** START OF Given records **

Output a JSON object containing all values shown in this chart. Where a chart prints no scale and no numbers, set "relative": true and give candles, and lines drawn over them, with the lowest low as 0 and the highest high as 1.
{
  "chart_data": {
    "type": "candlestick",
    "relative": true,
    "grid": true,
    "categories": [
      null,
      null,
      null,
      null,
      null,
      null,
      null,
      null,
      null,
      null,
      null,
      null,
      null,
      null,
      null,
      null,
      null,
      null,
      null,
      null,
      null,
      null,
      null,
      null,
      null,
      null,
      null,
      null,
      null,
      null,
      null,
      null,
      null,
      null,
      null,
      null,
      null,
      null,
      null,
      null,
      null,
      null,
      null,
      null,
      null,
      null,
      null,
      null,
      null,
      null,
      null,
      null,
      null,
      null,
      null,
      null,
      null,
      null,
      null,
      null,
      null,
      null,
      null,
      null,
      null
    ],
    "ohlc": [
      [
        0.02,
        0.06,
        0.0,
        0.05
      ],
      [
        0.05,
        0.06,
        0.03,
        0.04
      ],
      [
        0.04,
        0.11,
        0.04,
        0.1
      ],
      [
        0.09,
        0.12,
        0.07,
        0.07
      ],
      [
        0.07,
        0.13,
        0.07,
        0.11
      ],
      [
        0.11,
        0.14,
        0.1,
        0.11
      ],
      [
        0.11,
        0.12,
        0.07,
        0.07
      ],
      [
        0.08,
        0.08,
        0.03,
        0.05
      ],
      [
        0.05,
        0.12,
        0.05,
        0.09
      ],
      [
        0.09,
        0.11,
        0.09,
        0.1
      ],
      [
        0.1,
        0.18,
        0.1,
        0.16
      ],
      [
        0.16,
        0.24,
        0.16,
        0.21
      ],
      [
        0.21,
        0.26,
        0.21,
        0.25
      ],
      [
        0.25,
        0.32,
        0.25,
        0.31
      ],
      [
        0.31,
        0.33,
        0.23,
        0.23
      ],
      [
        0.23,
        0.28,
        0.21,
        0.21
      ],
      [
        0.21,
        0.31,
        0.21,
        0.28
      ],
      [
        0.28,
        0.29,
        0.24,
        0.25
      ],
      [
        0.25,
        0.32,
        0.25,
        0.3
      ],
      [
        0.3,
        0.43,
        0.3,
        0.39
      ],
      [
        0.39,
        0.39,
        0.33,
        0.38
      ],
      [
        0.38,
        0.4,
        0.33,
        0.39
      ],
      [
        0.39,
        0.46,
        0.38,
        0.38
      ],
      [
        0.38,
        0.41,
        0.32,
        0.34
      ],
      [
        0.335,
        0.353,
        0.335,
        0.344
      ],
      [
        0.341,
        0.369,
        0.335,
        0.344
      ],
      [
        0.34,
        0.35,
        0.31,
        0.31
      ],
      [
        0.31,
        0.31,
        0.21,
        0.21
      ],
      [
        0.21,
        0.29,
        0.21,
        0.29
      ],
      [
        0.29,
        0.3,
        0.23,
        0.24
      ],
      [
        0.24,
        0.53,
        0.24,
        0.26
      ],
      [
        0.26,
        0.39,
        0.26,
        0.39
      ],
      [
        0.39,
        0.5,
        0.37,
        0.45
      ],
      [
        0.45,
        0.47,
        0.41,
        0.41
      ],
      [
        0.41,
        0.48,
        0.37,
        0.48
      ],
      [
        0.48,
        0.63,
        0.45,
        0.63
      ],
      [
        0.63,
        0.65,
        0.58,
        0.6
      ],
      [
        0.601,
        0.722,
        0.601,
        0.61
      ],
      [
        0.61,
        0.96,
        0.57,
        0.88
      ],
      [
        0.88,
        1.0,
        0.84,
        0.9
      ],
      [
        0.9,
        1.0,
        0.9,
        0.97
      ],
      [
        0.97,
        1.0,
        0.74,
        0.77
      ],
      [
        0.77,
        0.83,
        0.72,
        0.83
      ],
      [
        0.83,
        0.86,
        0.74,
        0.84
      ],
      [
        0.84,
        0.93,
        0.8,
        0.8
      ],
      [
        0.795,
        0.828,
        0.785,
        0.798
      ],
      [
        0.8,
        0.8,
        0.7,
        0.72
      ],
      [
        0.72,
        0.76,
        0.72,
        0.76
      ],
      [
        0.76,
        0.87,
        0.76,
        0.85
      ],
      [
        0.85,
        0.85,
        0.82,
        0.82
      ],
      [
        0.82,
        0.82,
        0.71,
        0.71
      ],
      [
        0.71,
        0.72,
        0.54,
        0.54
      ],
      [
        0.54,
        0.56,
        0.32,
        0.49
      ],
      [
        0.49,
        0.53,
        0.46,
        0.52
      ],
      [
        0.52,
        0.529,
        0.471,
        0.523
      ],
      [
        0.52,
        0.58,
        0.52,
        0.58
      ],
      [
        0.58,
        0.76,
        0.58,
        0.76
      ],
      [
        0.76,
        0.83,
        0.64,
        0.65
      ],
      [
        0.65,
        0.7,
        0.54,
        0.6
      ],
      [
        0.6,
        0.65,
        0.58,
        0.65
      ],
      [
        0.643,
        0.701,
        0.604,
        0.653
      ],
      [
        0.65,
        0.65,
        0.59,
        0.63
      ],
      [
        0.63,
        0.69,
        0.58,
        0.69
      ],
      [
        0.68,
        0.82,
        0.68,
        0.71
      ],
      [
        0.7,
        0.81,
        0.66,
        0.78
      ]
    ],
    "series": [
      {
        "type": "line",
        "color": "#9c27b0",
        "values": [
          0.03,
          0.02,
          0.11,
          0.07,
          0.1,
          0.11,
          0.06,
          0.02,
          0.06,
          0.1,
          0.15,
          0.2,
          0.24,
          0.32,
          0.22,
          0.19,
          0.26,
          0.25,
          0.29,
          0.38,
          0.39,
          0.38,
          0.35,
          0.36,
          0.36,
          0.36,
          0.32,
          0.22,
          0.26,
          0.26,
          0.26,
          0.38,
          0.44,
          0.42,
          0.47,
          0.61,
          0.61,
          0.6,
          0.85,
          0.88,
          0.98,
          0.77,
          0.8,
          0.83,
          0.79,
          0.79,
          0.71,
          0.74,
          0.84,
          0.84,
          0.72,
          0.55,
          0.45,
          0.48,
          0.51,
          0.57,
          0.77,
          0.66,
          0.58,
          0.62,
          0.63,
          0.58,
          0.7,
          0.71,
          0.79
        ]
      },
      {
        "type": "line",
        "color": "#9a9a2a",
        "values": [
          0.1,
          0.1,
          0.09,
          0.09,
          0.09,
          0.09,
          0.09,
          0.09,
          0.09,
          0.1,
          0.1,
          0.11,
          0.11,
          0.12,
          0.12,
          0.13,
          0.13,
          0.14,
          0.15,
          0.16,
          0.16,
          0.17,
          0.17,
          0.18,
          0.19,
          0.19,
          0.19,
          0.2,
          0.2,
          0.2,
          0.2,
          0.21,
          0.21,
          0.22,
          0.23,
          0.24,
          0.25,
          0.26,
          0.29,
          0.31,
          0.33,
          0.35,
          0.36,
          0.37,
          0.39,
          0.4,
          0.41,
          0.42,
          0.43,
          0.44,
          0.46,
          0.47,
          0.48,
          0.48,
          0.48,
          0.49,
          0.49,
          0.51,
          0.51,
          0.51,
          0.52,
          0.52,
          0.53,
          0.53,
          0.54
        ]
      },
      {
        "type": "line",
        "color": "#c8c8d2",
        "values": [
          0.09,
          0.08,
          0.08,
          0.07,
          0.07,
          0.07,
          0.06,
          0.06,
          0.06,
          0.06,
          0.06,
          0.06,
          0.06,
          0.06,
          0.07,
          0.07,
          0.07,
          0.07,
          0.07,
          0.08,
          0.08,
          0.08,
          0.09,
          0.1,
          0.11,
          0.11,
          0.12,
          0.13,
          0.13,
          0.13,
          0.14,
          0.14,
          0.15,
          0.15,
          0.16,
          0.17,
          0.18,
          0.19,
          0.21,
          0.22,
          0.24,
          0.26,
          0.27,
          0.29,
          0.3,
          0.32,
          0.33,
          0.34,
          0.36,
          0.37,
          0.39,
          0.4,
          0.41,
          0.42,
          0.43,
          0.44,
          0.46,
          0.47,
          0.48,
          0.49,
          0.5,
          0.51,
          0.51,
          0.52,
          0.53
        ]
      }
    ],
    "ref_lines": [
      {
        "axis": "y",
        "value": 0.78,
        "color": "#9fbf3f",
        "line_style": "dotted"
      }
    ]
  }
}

** END OF Given records **

* [Task to complete]: Copy out each line of the data containing the string "true".

* [Result for this exercise]:
Output a JSON object containing all values shown in this chart. Where a chart prints no scale and no numbers, set "relative": true and give candles, and lines drawn over them, with the lowest low as 0 and the highest high as 1.
    "relative": true,
    "grid": true,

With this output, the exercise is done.